»»

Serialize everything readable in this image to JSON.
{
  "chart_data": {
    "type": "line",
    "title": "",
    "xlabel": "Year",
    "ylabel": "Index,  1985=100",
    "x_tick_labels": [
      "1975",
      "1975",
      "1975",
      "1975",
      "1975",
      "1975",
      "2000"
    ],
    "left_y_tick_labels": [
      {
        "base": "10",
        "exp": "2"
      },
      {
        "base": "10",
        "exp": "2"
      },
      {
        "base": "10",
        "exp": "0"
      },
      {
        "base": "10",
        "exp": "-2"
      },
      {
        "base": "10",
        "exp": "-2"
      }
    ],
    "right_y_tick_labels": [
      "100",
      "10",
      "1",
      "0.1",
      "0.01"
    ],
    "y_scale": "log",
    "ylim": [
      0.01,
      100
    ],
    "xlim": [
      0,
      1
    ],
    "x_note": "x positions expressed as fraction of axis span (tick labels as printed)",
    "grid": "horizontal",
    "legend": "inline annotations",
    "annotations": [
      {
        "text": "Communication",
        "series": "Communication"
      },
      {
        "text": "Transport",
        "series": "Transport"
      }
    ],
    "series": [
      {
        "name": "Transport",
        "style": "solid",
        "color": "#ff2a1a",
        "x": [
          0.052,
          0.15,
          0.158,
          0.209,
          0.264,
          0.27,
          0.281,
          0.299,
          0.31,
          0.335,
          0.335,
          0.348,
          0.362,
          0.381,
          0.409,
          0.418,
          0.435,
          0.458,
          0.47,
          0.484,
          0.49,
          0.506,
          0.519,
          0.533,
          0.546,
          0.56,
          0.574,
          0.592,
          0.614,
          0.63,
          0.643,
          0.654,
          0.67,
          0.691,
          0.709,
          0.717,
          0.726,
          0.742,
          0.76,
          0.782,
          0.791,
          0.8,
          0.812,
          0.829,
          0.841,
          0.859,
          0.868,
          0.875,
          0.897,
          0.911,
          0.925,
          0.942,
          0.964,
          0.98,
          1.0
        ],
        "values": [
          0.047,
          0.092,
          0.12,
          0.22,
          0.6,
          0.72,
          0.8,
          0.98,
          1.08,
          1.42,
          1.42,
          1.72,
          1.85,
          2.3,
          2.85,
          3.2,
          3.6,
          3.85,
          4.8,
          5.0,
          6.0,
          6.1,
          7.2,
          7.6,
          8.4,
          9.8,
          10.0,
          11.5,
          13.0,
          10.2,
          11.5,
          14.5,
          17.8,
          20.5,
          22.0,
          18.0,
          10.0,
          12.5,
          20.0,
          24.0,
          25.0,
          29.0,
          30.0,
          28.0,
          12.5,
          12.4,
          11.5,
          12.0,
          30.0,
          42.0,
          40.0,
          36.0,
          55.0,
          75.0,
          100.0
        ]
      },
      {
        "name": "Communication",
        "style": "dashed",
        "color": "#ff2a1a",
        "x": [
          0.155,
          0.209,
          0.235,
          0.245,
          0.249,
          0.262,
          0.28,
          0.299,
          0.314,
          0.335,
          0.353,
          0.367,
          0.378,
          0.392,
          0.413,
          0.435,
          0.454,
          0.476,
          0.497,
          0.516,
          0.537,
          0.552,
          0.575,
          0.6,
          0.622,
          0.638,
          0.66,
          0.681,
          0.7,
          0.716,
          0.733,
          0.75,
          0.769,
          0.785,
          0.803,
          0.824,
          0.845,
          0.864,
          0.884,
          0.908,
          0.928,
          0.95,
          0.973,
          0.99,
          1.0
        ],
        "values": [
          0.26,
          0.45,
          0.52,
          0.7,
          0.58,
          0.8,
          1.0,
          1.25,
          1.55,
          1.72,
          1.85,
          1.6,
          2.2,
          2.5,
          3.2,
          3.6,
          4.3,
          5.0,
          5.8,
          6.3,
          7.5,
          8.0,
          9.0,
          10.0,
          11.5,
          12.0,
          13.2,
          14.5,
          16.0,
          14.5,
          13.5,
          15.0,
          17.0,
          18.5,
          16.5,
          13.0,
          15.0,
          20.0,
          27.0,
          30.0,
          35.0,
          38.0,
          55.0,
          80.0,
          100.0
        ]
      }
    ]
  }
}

««

● DIRECTIVE
Repeat each of the entries above precisely as given.

● WRITTEN REPLY
Serialize everything readable in this image to JSON.
{
  "chart_data": {
    "type": "line",
    "title": "",
    "xlabel": "Year",
    "ylabel": "Index,  1985=100",
    "x_tick_labels": [
      "1975",
      "1975",
      "1975",
      "1975",
      "1975",
      "1975",
      "2000"
    ],
    "left_y_tick_labels": [
      {
        "base": "10",
        "exp": "2"
      },
      {
        "base": "10",
        "exp": "2"
      },
      {
        "base": "10",
        "exp": "0"
      },
      {
        "base": "10",
        "exp": "-2"
      },
      {
        "base": "10",
        "exp": "-2"
      }
    ],
    "right_y_tick_labels": [
      "100",
      "10",
      "1",
      "0.1",
      "0.01"
    ],
    "y_scale": "log",
    "ylim": [
      0.01,
      100
    ],
    "xlim": [
      0,
      1
    ],
    "x_note": "x positions expressed as fraction of axis span (tick labels as printed)",
    "grid": "horizontal",
    "legend": "inline annotations",
    "annotations": [
      {
        "text": "Communication",
        "series": "Communication"
      },
      {
        "text": "Transport",
        "series": "Transport"
      }
    ],
    "series": [
      {
        "name": "Transport",
        "style": "solid",
        "color": "#ff2a1a",
        "x": [
          0.052,
          0.15,
          0.158,
          0.209,
          0.264,
          0.27,
          0.281,
          0.299,
          0.31,
          0.335,
          0.335,
          0.348,
          0.362,
          0.381,
          0.409,
          0.418,
          0.435,
          0.458,
          0.47,
          0.484,
          0.49,
          0.506,
          0.519,
          0.533,
          0.546,
          0.56,
          0.574,
          0.592,
          0.614,
          0.63,
          0.643,
          0.654,
          0.67,
          0.691,
          0.709,
          0.717,
          0.726,
          0.742,
          0.76,
          0.782,
          0.791,
          0.8,
          0.812,
          0.829,
          0.841,
          0.859,
          0.868,
          0.875,
          0.897,
          0.911,
          0.925,
          0.942,
          0.964,
          0.98,
          1.0
        ],
        "values": [
          0.047,
          0.092,
          0.12,
          0.22,
          0.6,
          0.72,
          0.8,
          0.98,
          1.08,
          1.42,
          1.42,
          1.72,
          1.85,
          2.3,
          2.85,
          3.2,
          3.6,
          3.85,
          4.8,
          5.0,
          6.0,
          6.1,
          7.2,
          7.6,
          8.4,
          9.8,
          10.0,
          11.5,
          13.0,
          10.2,
          11.5,
          14.5,
          17.8,
          20.5,
          22.0,
          18.0,
          10.0,
          12.5,
          20.0,
          24.0,
          25.0,
          29.0,
          30.0,
          28.0,
          12.5,
          12.4,
          11.5,
          12.0,
          30.0,
          42.0,
          40.0,
          36.0,
          55.0,
          75.0,
          100.0
        ]
      },
      {
        "name": "Communication",
        "style": "dashed",
        "color": "#ff2a1a",
        "x": [
          0.155,
          0.209,
          0.235,
          0.245,
          0.249,
          0.262,
          0.28,
          0.299,
          0.314,
          0.335,
          0.353,
          0.367,
          0.378,
          0.392,
          0.413,
          0.435,
          0.454,
          0.476,
          0.497,
          0.516,
          0.537,
          0.552,
          0.575,
          0.6,
          0.622,
          0.638,
          0.66,
          0.681,
          0.7,
          0.716,
          0.733,
          0.75,
          0.769,
          0.785,
          0.803,
          0.824,
          0.845,
          0.864,
          0.884,
          0.908,
          0.928,
          0.95,
          0.973,
          0.99,
          1.0
        ],
        "values": [
          0.26,
          0.45,
          0.52,
          0.7,
          0.58,
          0.8,
          1.0,
          1.25,
          1.55,
          1.72,
          1.85,
          1.6,
          2.2,
          2.5,
          3.2,
          3.6,
          4.3,
          5.0,
          5.8,
          6.3,
          7.5,
          8.0,
          9.0,
          10.0,
          11.5,
          12.0,
          13.2,
          14.5,
          16.0,
          14.5,
          13.5,
          15.0,
          17.0,
          18.5,
          16.5,
          13.0,
          15.0,
          20.0,
          27.0,
          30.0,
          35.0,
          38.0,
          55.0,
          80.0,
          100.0
        ]
      }
    ]
  }
}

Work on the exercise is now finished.